WHAT NEEDS TO BE DONE
Copy all lines that contain the word "xlabel".

Structured figure records
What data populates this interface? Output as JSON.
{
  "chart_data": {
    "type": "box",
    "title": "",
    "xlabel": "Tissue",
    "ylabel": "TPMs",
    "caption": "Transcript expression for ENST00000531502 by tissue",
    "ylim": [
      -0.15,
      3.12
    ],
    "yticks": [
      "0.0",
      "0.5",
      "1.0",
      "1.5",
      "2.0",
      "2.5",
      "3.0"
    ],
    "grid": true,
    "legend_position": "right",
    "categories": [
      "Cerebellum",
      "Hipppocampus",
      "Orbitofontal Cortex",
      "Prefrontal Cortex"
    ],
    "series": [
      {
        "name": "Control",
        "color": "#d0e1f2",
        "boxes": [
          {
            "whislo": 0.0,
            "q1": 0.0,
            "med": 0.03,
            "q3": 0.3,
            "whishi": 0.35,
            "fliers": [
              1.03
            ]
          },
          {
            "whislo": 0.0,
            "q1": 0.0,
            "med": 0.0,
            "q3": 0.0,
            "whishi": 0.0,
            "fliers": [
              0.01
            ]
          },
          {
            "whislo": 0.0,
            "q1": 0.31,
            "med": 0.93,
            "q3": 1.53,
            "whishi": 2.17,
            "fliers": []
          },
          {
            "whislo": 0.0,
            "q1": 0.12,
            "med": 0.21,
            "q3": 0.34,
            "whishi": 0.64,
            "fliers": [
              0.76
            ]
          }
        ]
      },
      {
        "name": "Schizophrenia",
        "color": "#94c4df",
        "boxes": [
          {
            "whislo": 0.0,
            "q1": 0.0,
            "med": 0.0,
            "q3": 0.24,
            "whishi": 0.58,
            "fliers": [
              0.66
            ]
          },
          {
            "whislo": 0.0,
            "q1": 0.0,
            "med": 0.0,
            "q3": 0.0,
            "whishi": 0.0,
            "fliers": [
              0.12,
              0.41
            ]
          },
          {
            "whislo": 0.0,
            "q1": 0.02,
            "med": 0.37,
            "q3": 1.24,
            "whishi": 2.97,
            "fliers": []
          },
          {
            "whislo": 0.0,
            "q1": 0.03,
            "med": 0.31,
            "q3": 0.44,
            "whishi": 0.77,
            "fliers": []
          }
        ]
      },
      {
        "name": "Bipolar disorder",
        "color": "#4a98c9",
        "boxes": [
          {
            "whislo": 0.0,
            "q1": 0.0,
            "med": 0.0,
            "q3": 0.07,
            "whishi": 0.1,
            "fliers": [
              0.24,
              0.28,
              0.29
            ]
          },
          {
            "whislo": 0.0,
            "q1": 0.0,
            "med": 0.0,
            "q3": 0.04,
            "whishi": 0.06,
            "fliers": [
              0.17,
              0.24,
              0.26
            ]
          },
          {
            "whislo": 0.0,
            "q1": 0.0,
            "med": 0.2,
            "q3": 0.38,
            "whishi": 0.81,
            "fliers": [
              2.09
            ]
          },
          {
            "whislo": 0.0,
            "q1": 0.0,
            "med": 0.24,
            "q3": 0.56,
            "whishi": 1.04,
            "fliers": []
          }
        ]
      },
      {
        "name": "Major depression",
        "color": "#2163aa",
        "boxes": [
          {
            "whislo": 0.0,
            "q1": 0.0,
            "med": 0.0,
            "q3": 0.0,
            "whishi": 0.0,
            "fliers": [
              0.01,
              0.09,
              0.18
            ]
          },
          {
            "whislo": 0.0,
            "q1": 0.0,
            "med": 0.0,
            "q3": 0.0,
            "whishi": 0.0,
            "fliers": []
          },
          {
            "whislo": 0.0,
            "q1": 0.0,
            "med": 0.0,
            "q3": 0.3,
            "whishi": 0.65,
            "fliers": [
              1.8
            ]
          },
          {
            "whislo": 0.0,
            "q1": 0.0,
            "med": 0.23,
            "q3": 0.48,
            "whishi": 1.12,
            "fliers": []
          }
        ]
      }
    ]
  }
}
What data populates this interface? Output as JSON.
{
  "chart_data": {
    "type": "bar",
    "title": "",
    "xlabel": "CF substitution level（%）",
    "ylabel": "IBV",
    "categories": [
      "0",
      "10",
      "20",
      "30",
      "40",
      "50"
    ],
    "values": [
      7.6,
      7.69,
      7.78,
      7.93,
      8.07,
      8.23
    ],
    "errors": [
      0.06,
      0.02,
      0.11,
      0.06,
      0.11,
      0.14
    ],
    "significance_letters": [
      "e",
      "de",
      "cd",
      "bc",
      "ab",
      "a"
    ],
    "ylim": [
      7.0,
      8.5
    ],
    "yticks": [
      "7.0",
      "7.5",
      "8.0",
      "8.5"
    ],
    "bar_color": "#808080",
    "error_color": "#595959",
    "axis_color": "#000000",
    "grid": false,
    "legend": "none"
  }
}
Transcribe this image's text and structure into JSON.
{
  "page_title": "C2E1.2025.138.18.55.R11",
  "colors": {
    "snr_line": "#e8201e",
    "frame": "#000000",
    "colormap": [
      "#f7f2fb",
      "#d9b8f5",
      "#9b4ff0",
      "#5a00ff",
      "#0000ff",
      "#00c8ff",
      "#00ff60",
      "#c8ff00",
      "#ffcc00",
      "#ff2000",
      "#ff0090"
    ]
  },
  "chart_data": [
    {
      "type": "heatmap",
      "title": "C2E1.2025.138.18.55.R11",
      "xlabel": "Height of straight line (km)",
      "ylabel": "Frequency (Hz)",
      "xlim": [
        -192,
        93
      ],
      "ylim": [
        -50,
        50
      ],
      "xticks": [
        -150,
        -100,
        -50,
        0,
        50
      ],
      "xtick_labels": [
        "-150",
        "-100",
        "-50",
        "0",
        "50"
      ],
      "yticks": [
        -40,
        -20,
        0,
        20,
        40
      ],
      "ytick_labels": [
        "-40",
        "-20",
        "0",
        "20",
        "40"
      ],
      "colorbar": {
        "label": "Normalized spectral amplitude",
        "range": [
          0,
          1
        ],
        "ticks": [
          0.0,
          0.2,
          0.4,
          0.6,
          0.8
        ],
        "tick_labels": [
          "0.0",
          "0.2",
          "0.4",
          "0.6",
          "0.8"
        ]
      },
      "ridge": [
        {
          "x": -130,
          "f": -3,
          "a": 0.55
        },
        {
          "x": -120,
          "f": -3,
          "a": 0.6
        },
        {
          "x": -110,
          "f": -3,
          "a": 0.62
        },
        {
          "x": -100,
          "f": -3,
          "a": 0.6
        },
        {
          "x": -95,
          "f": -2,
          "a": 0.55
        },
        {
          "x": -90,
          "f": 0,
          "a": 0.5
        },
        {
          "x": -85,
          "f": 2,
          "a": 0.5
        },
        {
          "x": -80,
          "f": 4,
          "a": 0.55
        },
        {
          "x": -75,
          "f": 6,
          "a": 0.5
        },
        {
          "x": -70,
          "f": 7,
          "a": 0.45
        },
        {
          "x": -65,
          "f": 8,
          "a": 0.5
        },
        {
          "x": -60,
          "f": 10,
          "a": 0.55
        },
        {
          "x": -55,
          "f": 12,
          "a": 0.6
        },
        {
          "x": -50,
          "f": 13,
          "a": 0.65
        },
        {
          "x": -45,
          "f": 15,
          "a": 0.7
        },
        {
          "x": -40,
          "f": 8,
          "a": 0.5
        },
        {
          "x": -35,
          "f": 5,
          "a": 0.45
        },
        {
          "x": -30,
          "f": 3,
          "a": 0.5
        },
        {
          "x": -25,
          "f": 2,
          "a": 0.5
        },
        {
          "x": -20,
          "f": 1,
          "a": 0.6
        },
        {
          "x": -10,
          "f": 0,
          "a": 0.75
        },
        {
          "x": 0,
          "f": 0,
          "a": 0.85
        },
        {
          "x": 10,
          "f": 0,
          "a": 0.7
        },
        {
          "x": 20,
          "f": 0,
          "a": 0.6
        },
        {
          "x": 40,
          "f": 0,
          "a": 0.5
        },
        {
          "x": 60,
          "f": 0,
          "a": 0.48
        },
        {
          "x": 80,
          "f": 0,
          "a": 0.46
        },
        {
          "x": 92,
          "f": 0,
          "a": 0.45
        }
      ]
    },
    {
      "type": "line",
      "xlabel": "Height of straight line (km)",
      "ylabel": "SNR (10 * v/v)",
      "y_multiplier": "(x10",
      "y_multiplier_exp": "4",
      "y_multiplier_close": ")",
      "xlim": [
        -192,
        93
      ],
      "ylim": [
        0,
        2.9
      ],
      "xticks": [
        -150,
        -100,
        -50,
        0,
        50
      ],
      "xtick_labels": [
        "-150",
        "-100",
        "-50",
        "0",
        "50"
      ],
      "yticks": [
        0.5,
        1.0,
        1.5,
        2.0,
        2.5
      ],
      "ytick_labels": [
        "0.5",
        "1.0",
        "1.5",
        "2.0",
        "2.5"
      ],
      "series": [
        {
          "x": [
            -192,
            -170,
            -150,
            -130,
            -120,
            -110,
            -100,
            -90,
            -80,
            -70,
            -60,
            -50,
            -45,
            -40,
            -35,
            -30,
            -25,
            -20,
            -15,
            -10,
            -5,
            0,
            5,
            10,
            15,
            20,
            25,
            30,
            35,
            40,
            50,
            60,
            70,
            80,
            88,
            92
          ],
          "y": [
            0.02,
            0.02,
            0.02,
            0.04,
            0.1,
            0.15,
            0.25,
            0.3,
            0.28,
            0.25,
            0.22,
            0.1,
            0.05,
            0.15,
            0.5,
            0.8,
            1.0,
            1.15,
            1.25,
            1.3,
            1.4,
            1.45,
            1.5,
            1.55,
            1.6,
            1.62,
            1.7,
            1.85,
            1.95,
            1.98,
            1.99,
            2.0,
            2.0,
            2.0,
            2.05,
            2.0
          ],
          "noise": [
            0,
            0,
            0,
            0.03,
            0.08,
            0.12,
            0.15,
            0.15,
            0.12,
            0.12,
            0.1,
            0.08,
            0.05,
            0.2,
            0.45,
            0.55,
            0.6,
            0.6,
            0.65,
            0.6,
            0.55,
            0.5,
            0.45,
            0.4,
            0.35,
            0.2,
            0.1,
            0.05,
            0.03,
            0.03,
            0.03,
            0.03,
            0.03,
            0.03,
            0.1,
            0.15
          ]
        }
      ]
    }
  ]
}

RIGHT ANSWER
    "xlabel": "Tissue",
    "xlabel": "CF substitution level（%）",
      "xlabel": "Height of straight line (km)",
      "xlabel": "Height of straight line (km)",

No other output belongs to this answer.